Extracted data entries
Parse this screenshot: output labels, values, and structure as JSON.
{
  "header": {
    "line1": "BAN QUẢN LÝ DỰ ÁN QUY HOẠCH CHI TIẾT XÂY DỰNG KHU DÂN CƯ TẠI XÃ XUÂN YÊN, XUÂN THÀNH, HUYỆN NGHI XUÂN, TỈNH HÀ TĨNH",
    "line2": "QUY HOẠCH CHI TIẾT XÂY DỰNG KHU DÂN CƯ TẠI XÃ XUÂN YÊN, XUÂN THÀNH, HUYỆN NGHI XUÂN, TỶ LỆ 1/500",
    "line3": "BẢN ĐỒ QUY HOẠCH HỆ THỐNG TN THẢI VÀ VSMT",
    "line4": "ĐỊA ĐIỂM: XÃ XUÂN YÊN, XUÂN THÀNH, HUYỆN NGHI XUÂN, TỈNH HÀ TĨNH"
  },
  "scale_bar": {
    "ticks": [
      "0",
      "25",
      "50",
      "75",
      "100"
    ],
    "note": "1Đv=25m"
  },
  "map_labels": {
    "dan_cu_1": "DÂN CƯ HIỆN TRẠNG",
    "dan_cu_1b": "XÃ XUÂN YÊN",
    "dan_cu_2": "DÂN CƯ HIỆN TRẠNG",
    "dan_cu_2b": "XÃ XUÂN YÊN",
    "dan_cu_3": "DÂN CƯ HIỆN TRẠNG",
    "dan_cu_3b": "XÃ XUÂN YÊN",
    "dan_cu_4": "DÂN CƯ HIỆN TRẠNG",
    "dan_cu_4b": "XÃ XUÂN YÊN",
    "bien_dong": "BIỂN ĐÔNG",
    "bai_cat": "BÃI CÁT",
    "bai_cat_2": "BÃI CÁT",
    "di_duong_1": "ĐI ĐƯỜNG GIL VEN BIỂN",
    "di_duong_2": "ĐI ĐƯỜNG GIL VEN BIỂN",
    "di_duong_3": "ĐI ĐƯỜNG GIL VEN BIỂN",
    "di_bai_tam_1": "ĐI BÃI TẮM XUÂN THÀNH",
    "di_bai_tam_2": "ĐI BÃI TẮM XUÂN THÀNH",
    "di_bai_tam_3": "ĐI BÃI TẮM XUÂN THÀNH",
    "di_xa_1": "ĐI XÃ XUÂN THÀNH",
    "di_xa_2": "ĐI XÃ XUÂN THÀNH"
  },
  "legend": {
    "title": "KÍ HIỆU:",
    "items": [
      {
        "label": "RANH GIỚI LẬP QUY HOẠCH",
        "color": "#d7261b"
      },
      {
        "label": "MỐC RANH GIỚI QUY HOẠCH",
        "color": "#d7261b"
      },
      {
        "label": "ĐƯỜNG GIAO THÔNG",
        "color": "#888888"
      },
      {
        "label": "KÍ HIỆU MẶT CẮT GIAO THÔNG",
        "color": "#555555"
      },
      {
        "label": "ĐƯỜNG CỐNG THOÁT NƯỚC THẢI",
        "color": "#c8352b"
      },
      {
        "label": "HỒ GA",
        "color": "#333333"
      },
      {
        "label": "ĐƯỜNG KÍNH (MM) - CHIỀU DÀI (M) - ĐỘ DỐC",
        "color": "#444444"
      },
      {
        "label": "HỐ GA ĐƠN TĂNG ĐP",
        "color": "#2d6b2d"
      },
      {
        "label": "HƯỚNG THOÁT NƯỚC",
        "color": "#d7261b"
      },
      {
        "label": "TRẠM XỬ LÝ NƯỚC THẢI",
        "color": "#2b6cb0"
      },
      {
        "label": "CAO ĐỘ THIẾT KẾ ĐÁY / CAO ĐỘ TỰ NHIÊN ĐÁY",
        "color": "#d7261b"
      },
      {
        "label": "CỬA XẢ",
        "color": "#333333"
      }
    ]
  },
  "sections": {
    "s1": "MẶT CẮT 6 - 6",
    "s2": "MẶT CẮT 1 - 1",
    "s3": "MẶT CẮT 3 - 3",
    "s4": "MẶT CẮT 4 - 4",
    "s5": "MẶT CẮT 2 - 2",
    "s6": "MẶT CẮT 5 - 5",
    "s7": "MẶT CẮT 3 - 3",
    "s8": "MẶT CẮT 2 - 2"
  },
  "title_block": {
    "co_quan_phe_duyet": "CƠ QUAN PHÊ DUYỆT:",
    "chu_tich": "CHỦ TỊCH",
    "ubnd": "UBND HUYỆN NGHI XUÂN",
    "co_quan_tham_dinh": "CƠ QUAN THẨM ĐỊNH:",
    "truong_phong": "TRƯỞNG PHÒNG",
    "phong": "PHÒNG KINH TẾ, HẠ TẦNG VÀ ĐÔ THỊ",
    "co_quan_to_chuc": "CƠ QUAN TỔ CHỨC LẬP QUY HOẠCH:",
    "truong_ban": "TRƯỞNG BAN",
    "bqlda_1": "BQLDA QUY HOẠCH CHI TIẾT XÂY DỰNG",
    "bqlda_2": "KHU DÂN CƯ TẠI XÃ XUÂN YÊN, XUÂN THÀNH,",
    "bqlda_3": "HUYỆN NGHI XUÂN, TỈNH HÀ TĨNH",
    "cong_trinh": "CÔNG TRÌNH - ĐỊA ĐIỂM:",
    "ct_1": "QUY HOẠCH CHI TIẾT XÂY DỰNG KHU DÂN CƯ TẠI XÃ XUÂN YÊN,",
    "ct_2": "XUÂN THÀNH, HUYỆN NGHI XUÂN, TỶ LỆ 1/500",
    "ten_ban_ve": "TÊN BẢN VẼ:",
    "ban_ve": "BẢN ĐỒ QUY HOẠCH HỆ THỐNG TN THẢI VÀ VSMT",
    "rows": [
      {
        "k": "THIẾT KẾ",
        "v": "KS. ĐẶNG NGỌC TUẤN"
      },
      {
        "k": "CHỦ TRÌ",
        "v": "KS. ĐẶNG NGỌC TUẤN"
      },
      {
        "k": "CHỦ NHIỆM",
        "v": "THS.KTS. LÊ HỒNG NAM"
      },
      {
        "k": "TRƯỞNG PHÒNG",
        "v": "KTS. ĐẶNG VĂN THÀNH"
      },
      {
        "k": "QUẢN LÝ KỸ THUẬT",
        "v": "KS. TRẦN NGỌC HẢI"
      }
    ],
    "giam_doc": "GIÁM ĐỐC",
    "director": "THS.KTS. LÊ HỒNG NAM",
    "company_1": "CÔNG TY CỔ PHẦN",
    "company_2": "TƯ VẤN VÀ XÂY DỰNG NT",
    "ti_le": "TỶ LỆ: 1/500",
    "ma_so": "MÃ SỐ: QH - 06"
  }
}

WRITTEN PROBLEM: Take every line above carrying "VSMT" and return it.

EXERCISE SOLUTION:
    "line3": "BẢN ĐỒ QUY HOẠCH HỆ THỐNG TN THẢI VÀ VSMT",
    "ban_ve": "BẢN ĐỒ QUY HOẠCH HỆ THỐNG TN THẢI VÀ VSMT",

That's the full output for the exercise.